Saved entries:
━━━━━━━━━━━━━━━━━━━━

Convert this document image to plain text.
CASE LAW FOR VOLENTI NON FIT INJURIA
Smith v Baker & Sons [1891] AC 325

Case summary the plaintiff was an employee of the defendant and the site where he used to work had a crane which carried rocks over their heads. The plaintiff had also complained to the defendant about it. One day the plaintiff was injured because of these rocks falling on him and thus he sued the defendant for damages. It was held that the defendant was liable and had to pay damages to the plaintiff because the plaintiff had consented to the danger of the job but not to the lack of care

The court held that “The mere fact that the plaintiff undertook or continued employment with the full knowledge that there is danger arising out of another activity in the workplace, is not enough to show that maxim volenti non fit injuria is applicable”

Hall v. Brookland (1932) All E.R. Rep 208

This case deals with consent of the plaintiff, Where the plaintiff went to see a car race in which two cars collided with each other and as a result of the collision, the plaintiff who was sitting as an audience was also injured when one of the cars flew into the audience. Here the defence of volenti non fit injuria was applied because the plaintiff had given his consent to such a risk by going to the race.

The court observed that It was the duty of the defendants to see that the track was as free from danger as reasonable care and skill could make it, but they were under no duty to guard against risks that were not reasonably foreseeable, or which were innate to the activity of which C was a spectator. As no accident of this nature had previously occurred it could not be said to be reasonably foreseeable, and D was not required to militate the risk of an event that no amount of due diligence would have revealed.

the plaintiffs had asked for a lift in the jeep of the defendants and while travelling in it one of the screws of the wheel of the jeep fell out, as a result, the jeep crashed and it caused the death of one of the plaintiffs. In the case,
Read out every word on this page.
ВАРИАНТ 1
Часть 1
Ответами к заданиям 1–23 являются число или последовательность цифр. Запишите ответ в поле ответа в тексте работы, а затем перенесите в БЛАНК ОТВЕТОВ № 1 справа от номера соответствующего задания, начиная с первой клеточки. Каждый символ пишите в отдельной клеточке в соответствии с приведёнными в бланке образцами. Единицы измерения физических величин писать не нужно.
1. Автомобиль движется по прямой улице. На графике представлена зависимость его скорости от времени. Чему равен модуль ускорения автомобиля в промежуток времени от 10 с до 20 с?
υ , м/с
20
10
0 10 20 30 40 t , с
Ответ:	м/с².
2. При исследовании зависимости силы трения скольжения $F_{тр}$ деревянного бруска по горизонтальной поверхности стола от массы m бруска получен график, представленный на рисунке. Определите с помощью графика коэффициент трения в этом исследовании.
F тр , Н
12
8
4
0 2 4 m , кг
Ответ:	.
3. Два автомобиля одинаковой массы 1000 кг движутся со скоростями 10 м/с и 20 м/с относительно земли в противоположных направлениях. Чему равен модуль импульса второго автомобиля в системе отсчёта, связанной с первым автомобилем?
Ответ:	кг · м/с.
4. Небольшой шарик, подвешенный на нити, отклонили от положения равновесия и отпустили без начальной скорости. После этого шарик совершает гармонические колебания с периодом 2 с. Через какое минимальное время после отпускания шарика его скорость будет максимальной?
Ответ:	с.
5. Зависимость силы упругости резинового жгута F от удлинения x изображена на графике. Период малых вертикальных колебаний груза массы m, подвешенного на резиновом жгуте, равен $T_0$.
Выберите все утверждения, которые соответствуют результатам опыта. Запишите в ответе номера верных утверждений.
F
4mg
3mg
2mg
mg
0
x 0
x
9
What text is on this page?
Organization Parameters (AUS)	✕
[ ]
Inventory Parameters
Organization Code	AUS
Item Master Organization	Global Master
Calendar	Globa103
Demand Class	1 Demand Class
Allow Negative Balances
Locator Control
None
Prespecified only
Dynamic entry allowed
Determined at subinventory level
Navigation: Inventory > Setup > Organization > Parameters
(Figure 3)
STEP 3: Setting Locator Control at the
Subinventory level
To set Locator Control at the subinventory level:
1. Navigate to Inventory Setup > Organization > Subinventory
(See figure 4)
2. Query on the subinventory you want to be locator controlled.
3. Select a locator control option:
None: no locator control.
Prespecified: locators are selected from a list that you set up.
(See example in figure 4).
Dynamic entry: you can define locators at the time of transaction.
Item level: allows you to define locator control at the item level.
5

━━━━━━━━━━━━━━━━━━━━

Return every line above that contains the word "силы".

2. При исследовании зависимости силы трения скольжения $F_{тр}$ деревянного бруска по горизонтальной поверхности стола от массы m бруска получен график, представленный на рисунке. Определите с помощью графика коэффициент трения в этом исследовании.
5. Зависимость силы упругости резинового жгута F от удлинения x изображена на графике. Период малых вертикальных колебаний груза массы m, подвешенного на резиновом жгуте, равен $T_0$.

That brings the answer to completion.